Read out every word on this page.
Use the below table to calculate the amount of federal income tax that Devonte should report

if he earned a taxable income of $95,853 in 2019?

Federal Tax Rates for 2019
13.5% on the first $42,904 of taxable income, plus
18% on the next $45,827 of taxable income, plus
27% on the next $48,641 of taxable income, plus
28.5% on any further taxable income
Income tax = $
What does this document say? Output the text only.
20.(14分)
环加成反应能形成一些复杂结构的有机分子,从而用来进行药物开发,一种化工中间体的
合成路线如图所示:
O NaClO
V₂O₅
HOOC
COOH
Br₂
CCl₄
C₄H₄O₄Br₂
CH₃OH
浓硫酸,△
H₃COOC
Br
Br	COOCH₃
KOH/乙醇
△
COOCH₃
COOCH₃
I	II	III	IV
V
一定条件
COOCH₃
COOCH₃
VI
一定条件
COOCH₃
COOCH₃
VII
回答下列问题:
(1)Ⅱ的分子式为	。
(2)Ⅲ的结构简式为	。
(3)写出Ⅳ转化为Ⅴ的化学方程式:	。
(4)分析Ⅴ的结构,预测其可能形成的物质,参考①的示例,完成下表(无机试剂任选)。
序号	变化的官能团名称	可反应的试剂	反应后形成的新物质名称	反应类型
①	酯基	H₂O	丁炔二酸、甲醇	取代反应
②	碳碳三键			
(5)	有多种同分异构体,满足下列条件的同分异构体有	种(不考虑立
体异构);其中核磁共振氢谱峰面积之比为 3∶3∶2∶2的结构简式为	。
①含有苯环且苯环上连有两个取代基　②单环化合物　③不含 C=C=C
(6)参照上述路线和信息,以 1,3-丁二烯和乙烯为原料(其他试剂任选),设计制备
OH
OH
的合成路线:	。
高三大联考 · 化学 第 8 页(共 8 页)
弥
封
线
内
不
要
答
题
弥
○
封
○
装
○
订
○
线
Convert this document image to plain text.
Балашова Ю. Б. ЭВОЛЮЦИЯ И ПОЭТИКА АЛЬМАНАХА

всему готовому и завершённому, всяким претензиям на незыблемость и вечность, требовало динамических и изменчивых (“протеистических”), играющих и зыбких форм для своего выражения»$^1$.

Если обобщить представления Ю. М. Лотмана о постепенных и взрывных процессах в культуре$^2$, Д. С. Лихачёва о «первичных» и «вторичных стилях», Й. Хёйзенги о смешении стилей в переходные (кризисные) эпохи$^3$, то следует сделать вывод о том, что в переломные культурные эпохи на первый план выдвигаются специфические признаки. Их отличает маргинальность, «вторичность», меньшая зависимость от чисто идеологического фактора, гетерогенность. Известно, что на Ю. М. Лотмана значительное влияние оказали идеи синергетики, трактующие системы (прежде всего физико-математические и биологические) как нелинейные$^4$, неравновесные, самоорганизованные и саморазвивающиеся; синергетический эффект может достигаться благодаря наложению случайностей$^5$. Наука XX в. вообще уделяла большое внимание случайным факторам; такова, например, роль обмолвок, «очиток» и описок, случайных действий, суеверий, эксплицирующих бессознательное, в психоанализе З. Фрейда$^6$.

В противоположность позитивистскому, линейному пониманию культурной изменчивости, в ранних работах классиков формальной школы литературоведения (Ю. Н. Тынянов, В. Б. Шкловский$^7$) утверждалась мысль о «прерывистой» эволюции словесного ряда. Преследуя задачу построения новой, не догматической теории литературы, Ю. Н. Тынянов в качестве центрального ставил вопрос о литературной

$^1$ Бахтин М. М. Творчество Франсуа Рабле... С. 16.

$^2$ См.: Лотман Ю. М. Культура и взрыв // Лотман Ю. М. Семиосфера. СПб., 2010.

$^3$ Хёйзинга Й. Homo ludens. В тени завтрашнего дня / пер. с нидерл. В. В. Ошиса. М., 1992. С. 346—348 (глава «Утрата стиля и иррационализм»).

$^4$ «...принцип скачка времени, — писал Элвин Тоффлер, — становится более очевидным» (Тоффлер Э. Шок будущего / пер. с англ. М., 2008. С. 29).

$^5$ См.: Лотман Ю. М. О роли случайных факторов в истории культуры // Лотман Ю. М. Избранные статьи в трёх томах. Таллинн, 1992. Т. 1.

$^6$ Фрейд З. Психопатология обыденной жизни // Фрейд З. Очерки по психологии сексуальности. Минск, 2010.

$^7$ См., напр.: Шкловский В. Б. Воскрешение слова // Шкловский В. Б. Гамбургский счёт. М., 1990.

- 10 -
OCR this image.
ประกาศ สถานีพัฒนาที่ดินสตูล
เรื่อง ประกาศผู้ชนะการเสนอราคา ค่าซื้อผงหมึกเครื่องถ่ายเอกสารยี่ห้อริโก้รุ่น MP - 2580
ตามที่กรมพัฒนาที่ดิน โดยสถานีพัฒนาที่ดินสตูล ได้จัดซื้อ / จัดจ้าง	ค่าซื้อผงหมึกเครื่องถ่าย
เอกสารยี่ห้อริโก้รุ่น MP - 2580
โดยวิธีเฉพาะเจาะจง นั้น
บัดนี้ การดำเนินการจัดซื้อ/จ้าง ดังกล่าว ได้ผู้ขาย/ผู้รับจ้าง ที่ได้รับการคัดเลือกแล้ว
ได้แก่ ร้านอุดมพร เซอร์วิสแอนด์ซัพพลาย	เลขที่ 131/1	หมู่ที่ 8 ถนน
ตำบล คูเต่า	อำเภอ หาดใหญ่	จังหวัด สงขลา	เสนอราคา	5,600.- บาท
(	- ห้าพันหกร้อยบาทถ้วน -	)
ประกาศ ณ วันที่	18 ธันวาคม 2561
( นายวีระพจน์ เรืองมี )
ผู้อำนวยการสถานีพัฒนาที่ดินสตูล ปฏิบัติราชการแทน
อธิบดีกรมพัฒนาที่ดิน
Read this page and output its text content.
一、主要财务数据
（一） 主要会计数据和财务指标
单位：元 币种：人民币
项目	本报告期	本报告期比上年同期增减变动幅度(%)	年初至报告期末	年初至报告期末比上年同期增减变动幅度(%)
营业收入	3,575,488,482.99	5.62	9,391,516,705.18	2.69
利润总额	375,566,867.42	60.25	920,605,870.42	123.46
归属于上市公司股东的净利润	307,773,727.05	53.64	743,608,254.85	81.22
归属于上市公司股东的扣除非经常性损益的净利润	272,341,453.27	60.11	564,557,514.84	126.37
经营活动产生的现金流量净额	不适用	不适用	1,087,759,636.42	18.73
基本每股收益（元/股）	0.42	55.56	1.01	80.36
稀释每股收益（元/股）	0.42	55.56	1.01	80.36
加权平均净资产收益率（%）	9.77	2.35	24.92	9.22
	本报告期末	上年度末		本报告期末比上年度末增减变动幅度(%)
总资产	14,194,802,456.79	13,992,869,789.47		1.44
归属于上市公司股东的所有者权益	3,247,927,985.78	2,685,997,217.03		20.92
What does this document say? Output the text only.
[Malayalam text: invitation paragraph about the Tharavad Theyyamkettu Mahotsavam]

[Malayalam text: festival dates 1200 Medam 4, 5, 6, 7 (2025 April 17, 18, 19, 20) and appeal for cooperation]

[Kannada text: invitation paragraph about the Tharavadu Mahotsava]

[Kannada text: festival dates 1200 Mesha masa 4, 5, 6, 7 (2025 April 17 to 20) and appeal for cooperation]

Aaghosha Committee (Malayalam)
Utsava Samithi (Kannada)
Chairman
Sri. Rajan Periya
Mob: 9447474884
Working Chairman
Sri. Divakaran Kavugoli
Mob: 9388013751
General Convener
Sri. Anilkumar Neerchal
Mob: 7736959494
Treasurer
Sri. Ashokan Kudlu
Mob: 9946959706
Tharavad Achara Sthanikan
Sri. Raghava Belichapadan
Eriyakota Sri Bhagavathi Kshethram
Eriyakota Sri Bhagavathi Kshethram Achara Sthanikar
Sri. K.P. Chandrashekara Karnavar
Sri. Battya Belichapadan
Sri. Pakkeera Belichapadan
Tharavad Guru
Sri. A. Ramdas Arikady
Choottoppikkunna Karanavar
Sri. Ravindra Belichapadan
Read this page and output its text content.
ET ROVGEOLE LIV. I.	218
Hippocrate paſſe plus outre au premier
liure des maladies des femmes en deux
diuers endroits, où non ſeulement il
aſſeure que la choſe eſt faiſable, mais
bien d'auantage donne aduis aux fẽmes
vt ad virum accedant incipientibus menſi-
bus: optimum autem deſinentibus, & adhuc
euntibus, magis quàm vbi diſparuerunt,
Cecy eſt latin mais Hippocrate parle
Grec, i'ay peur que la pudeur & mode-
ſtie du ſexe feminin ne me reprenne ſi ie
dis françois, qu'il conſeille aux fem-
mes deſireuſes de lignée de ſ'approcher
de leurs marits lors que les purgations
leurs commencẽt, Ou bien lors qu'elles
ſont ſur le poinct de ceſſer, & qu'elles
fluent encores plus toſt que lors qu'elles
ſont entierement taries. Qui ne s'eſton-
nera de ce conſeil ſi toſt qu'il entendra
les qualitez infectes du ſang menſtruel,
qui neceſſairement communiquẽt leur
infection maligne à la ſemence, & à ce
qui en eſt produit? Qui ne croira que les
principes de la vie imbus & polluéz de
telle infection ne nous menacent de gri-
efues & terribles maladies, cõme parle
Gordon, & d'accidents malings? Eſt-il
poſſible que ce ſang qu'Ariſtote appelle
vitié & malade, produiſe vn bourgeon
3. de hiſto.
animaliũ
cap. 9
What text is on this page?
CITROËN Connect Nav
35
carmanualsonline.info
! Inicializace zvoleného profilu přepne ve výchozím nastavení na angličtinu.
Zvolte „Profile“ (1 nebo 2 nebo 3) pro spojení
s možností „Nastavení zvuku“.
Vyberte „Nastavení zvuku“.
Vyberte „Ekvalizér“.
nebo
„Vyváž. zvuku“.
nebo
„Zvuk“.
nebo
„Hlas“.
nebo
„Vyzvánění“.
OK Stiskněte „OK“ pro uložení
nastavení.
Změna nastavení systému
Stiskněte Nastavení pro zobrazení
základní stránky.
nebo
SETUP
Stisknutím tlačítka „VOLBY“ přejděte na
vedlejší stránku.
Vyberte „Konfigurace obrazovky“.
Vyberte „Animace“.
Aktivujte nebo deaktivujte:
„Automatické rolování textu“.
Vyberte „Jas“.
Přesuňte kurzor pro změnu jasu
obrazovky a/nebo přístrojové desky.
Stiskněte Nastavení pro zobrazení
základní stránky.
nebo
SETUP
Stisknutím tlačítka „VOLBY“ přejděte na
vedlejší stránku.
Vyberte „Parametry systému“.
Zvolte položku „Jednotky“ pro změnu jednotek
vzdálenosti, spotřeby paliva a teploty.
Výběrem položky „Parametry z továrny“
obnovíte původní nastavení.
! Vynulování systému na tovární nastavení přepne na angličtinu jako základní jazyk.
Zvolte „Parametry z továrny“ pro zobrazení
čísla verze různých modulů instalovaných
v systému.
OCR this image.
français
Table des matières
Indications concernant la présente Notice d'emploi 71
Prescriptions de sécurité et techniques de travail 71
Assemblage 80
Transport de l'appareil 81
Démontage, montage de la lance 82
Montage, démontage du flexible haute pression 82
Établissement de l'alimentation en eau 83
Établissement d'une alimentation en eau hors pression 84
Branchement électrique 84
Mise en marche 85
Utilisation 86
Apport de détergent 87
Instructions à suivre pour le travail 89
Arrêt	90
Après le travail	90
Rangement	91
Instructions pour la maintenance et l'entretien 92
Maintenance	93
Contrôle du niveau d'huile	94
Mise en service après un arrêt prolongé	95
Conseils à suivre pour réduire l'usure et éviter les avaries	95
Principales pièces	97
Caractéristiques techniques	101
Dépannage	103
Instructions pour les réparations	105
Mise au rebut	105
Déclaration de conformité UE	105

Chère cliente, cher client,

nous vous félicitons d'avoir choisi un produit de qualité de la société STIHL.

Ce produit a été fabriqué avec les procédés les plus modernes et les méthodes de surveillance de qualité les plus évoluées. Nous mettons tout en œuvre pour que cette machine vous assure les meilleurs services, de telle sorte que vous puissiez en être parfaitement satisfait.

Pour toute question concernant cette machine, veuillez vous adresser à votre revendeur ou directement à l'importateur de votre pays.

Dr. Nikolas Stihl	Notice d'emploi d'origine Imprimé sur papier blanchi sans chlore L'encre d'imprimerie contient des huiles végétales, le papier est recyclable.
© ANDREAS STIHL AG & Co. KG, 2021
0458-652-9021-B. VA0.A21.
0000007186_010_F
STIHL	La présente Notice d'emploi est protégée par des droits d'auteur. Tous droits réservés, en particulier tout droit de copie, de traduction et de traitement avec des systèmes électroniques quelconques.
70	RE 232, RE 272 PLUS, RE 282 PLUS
____
_Written exercise_
Show each line of the listing that holds the string "concernant".

_The solution_
Indications concernant la présente Notice d'emploi 71
Pour toute question concernant cette machine, veuillez vous adresser à votre revendeur ou directement à l'importateur de votre pays.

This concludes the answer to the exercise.